## INFORMATION SUPPLIED
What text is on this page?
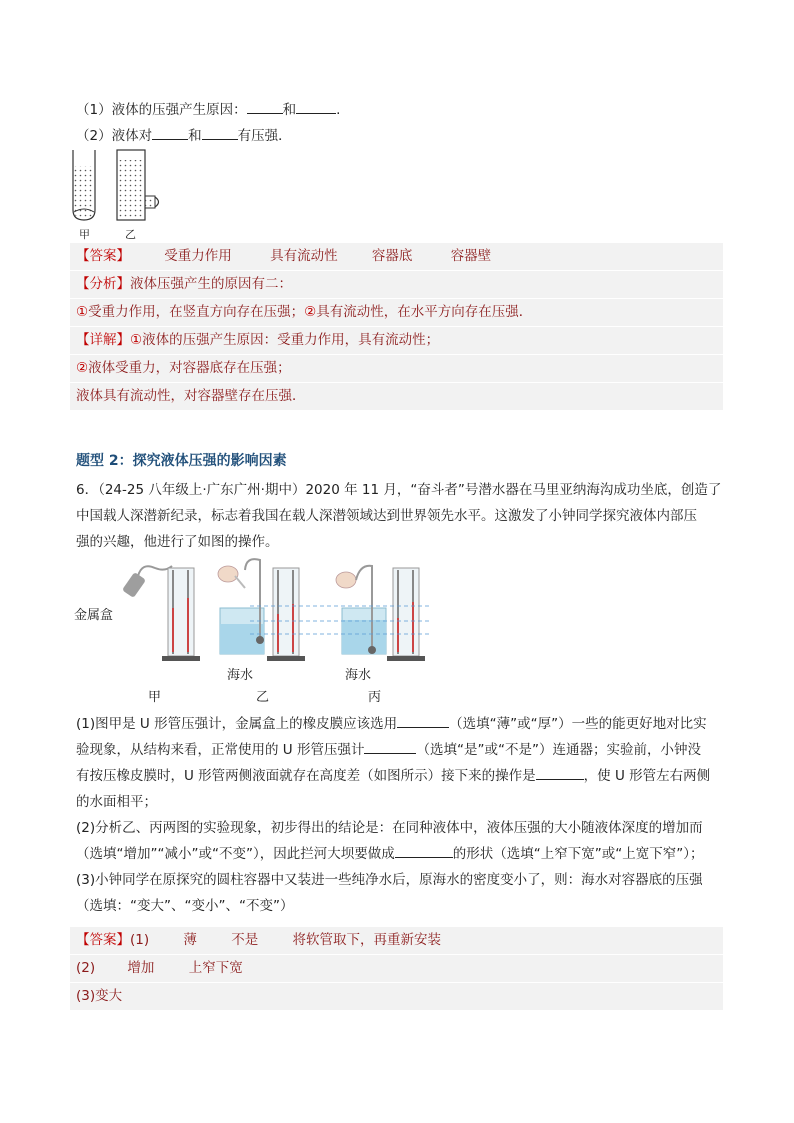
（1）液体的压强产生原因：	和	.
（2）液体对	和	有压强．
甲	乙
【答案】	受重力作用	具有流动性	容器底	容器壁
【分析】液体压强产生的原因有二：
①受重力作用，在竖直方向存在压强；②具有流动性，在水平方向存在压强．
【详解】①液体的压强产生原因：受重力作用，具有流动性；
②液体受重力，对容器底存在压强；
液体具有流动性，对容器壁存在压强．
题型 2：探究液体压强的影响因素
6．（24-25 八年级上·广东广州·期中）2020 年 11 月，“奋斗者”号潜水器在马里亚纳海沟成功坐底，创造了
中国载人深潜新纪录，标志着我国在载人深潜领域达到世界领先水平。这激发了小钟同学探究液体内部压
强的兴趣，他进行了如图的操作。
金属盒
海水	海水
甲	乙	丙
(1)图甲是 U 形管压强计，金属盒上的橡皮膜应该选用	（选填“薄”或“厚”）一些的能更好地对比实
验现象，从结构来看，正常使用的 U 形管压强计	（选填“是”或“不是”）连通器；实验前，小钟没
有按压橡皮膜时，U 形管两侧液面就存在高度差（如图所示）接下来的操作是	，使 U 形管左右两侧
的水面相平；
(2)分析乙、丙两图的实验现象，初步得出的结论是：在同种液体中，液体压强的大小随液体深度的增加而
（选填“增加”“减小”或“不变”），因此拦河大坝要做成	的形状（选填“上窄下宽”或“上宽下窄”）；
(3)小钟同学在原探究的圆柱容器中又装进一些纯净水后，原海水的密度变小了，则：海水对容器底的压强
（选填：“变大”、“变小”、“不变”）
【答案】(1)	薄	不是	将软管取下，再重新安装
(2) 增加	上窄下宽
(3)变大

## SHORT PROBLEM
Identify how many lines in the entries above contain the word "形管压强计" and provide only that figure.

## SOLUTION FOR THIS PROBLEM
2